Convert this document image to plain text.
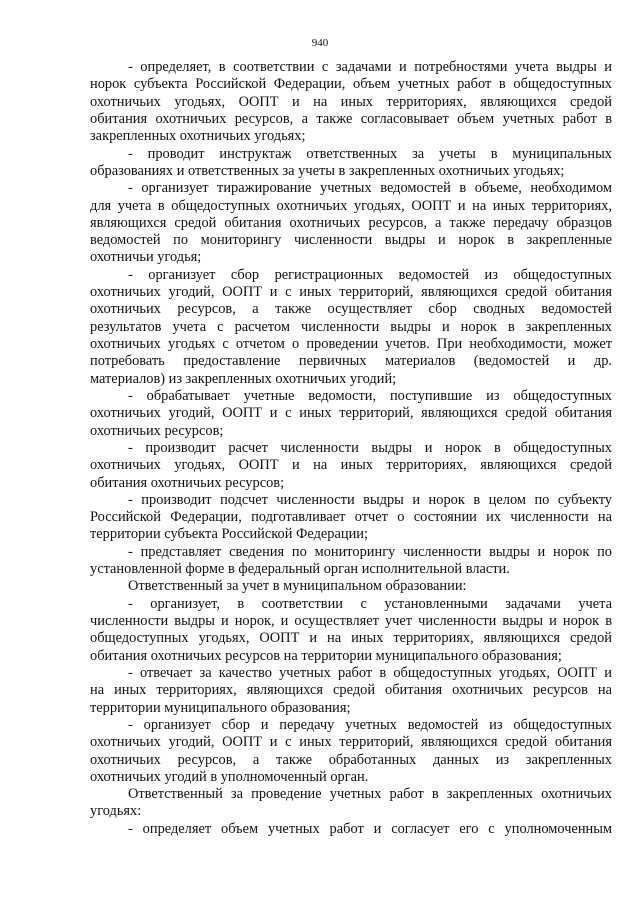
940
- определяет, в соответствии с задачами и потребностями учета выдры и
норок субъекта Российской Федерации, объем учетных работ в общедоступных
охотничьих угодьях, ООПТ и на иных территориях, являющихся средой
обитания охотничьих ресурсов, а также согласовывает объем учетных работ в
закрепленных охотничьих угодьях;
- проводит инструктаж ответственных за учеты в муниципальных
образованиях и ответственных за учеты в закрепленных охотничьих угодьях;
- организует тиражирование учетных ведомостей в объеме, необходимом
для учета в общедоступных охотничьих угодьях, ООПТ и на иных территориях,
являющихся средой обитания охотничьих ресурсов, а также передачу образцов
ведомостей по мониторингу численности выдры и норок в закрепленные
охотничьи угодья;
- организует сбор регистрационных ведомостей из общедоступных
охотничьих угодий, ООПТ и с иных территорий, являющихся средой обитания
охотничьих ресурсов, а также осуществляет сбор сводных ведомостей
результатов учета с расчетом численности выдры и норок в закрепленных
охотничьих угодьях с отчетом о проведении учетов. При необходимости, может
потребовать предоставление первичных материалов (ведомостей и др.
материалов) из закрепленных охотничьих угодий;
- обрабатывает учетные ведомости, поступившие из общедоступных
охотничьих угодий, ООПТ и с иных территорий, являющихся средой обитания
охотничьих ресурсов;
- производит расчет численности выдры и норок в общедоступных
охотничьих угодьях, ООПТ и на иных территориях, являющихся средой
обитания охотничьих ресурсов;
- производит подсчет численности выдры и норок в целом по субъекту
Российской Федерации, подготавливает отчет о состоянии их численности на
территории субъекта Российской Федерации;
- представляет сведения по мониторингу численности выдры и норок по
установленной форме в федеральный орган исполнительной власти.
Ответственный за учет в муниципальном образовании:
- организует, в соответствии с установленными задачами учета
численности выдры и норок, и осуществляет учет численности выдры и норок в
общедоступных угодьях, ООПТ и на иных территориях, являющихся средой
обитания охотничьих ресурсов на территории муниципального образования;
- отвечает за качество учетных работ в общедоступных угодьях, ООПТ и
на иных территориях, являющихся средой обитания охотничьих ресурсов на
территории муниципального образования;
- организует сбор и передачу учетных ведомостей из общедоступных
охотничьих угодий, ООПТ и с иных территорий, являющихся средой обитания
охотничьих ресурсов, а также обработанных данных из закрепленных
охотничьих угодий в уполномоченный орган.
Ответственный за проведение учетных работ в закрепленных охотничьих
угодьях:
- определяет объем учетных работ и согласует его с уполномоченным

========

Written instruction:
From the entries above, pull out each line that includes "территориях".

Completed task:
охотничьих угодьях, ООПТ и на иных территориях, являющихся средой
для учета в общедоступных охотничьих угодьях, ООПТ и на иных территориях,
охотничьих угодьях, ООПТ и на иных территориях, являющихся средой
общедоступных угодьях, ООПТ и на иных территориях, являющихся средой
на иных территориях, являющихся средой обитания охотничьих ресурсов на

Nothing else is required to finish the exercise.